--- START ENTRIES ---
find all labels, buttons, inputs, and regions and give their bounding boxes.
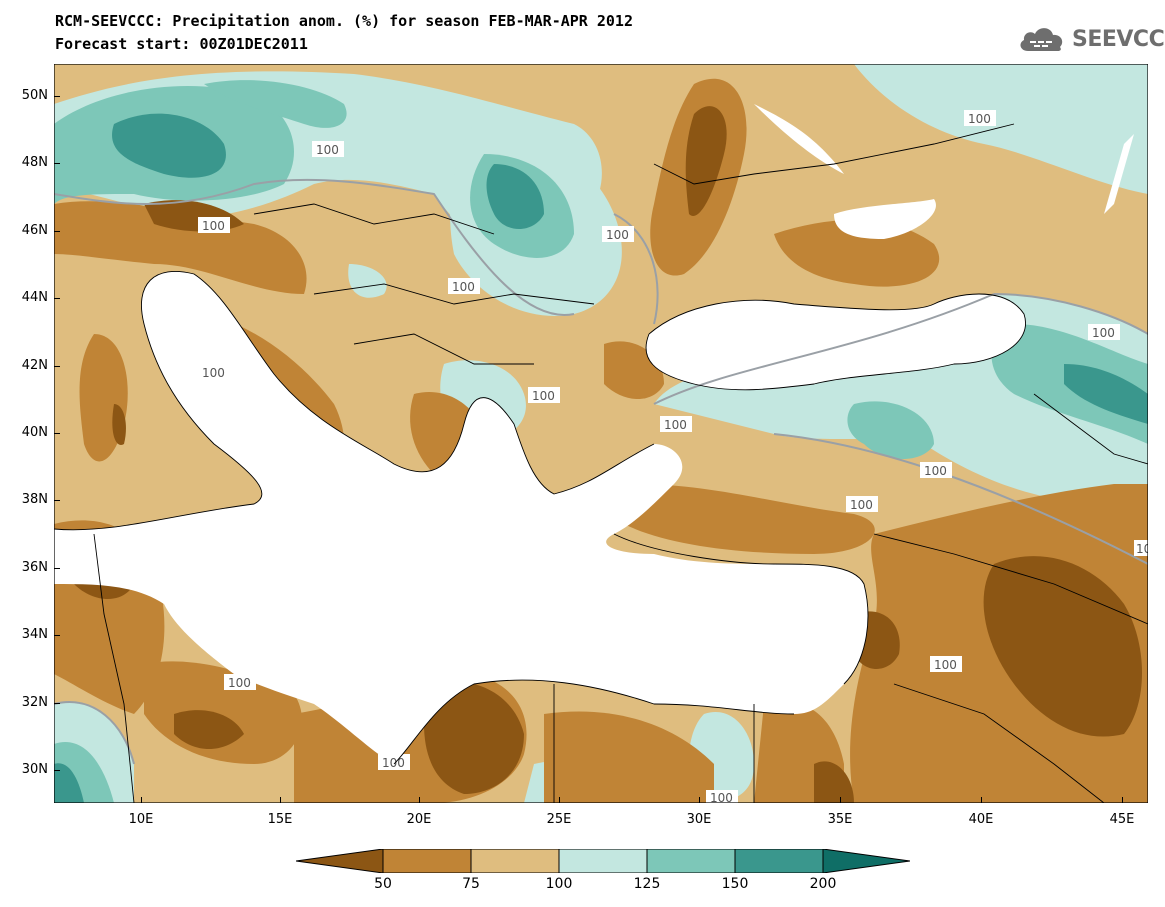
lon-tick-label: 25E [546,812,572,827]
colorbar-tick-label: 200 [809,876,837,892]
lat-tick [54,163,60,164]
contour-label: 100 [1136,542,1148,556]
colorbar-tick-label: 125 [633,876,661,892]
lat-tick-label: 38N [21,492,48,507]
lat-tick-label: 50N [21,88,48,103]
precipitation-anomaly-map: 100 100 100 100 100 100 100 100 100 100 … [54,64,1148,803]
lon-tick-label: 45E [1109,812,1135,827]
colorbar-tick-label: 150 [721,876,749,892]
lat-tick [54,366,60,367]
lat-tick [54,231,60,232]
lon-tick-label: 35E [827,812,853,827]
contour-label: 100 [532,389,555,403]
lat-tick [54,298,60,299]
contour-label: 100 [968,112,991,126]
colorbar-high-triangle [822,849,910,873]
lon-tick-label: 15E [267,812,293,827]
contour-label: 100 [924,464,947,478]
lon-tick [141,797,142,803]
contour-label: 100 [664,418,687,432]
lat-tick-label: 42N [21,358,48,373]
contour-label: 100 [710,791,733,803]
lat-tick-label: 40N [21,425,48,440]
contour-label: 100 [316,143,339,157]
lat-tick [54,770,60,771]
colorbar-box [470,849,560,873]
contour-lines [54,178,1148,765]
lon-tick-label: 40E [968,812,994,827]
contour-label: 100 [850,498,873,512]
lon-tick [419,797,420,803]
colorbar-box [734,849,824,873]
colorbar-low-triangle [296,849,384,873]
seevccc-logo: SEEVCCC [1016,22,1165,56]
colorbar-tick-label: 100 [545,876,573,892]
lon-tick [559,797,560,803]
lat-tick [54,433,60,434]
colorbar-box [646,849,736,873]
chart-title: RCM-SEEVCCC: Precipitation anom. (%) for… [55,12,633,30]
lat-tick-label: 30N [21,762,48,777]
lon-tick [280,797,281,803]
coastlines-and-borders [54,123,1148,803]
colorbar-legend [296,849,910,873]
contour-label: 100 [452,280,475,294]
contour-label: 100 [382,756,405,770]
lon-tick-label: 20E [406,812,432,827]
lat-tick [54,703,60,704]
contour-label: 100 [228,676,251,690]
colorbar-box [558,849,648,873]
lat-tick-label: 32N [21,695,48,710]
colorbar-tick-label: 50 [374,876,392,892]
lat-tick-label: 34N [21,627,48,642]
lat-tick-label: 44N [21,290,48,305]
lat-tick-label: 48N [21,155,48,170]
lat-tick [54,500,60,501]
forecast-start: Forecast start: 00Z01DEC2011 [55,35,308,53]
lat-tick [54,635,60,636]
logo-text: SEEVCCC [1072,26,1165,52]
colorbar-box [382,849,472,873]
contour-value-labels: 100 100 100 100 100 100 100 100 100 100 … [198,110,1148,803]
lon-tick-label: 30E [686,812,712,827]
lat-tick-label: 36N [21,560,48,575]
wet-strong-areas [54,113,1148,803]
lon-tick-label: 10E [128,812,154,827]
contour-label: 100 [202,219,225,233]
contour-label: 100 [606,228,629,242]
contour-label: 100 [202,366,225,380]
lon-tick [1122,797,1123,803]
contour-label: 100 [1092,326,1115,340]
colorbar-tick-label: 75 [462,876,480,892]
lat-tick [54,568,60,569]
lat-tick-label: 46N [21,223,48,238]
lat-tick [54,96,60,97]
contour-label: 100 [934,658,957,672]
lon-tick [840,797,841,803]
cloud-icon [1020,28,1063,51]
lon-tick [699,797,700,803]
lon-tick [981,797,982,803]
--- END ENTRIES ---
Please retype every line of the listing above word for word, leaving out the picture.

SOLUTION FOR THIS EXERCISE:
find all labels, buttons, inputs, and regions and give their bounding boxes.
lon-tick-label: 25E [546,812,572,827]
colorbar-tick-label: 200 [809,876,837,892]
lat-tick [54,163,60,164]
contour-label: 100 [1136,542,1148,556]
colorbar-tick-label: 125 [633,876,661,892]
lat-tick-label: 38N [21,492,48,507]
lat-tick-label: 50N [21,88,48,103]
precipitation-anomaly-map: 100 100 100 100 100 100 100 100 100 100 … [54,64,1148,803]
lon-tick-label: 45E [1109,812,1135,827]
colorbar-tick-label: 150 [721,876,749,892]
lat-tick [54,366,60,367]
lat-tick [54,231,60,232]
lon-tick-label: 35E [827,812,853,827]
contour-label: 100 [532,389,555,403]
lat-tick [54,298,60,299]
contour-label: 100 [968,112,991,126]
colorbar-high-triangle [822,849,910,873]
lon-tick-label: 15E [267,812,293,827]
contour-label: 100 [924,464,947,478]
lon-tick [141,797,142,803]
contour-label: 100 [664,418,687,432]
lat-tick-label: 42N [21,358,48,373]
contour-label: 100 [710,791,733,803]
lat-tick-label: 40N [21,425,48,440]
contour-label: 100 [316,143,339,157]
lat-tick [54,770,60,771]
colorbar-box [470,849,560,873]
contour-lines [54,178,1148,765]
lon-tick-label: 40E [968,812,994,827]
contour-label: 100 [850,498,873,512]
lon-tick [419,797,420,803]
colorbar-box [734,849,824,873]
colorbar-low-triangle [296,849,384,873]
seevccc-logo: SEEVCCC [1016,22,1165,56]
colorbar-tick-label: 100 [545,876,573,892]
lon-tick [559,797,560,803]
lat-tick [54,433,60,434]
colorbar-box [646,849,736,873]
chart-title: RCM-SEEVCCC: Precipitation anom. (%) for… [55,12,633,30]
lat-tick-label: 30N [21,762,48,777]
lon-tick [280,797,281,803]
coastlines-and-borders [54,123,1148,803]
colorbar-legend [296,849,910,873]
contour-label: 100 [452,280,475,294]
contour-label: 100 [382,756,405,770]
lon-tick-label: 20E [406,812,432,827]
lat-tick [54,703,60,704]
contour-label: 100 [228,676,251,690]
colorbar-box [558,849,648,873]
lat-tick-label: 32N [21,695,48,710]
colorbar-tick-label: 50 [374,876,392,892]
lat-tick-label: 34N [21,627,48,642]
lat-tick-label: 44N [21,290,48,305]
lat-tick-label: 48N [21,155,48,170]
lat-tick [54,500,60,501]
forecast-start: Forecast start: 00Z01DEC2011 [55,35,308,53]
lat-tick [54,635,60,636]
logo-text: SEEVCCC [1072,26,1165,52]
colorbar-box [382,849,472,873]
contour-value-labels: 100 100 100 100 100 100 100 100 100 100 … [198,110,1148,803]
lon-tick-label: 30E [686,812,712,827]
lat-tick-label: 36N [21,560,48,575]
wet-strong-areas [54,113,1148,803]
lon-tick-label: 10E [128,812,154,827]
contour-label: 100 [202,219,225,233]
contour-label: 100 [606,228,629,242]
contour-label: 100 [202,366,225,380]
lon-tick [1122,797,1123,803]
contour-label: 100 [1092,326,1115,340]
colorbar-tick-label: 75 [462,876,480,892]
lat-tick [54,568,60,569]
lat-tick-label: 46N [21,223,48,238]
lat-tick [54,96,60,97]
contour-label: 100 [934,658,957,672]
lon-tick [840,797,841,803]
cloud-icon [1020,28,1063,51]
lon-tick [699,797,700,803]
lon-tick [981,797,982,803]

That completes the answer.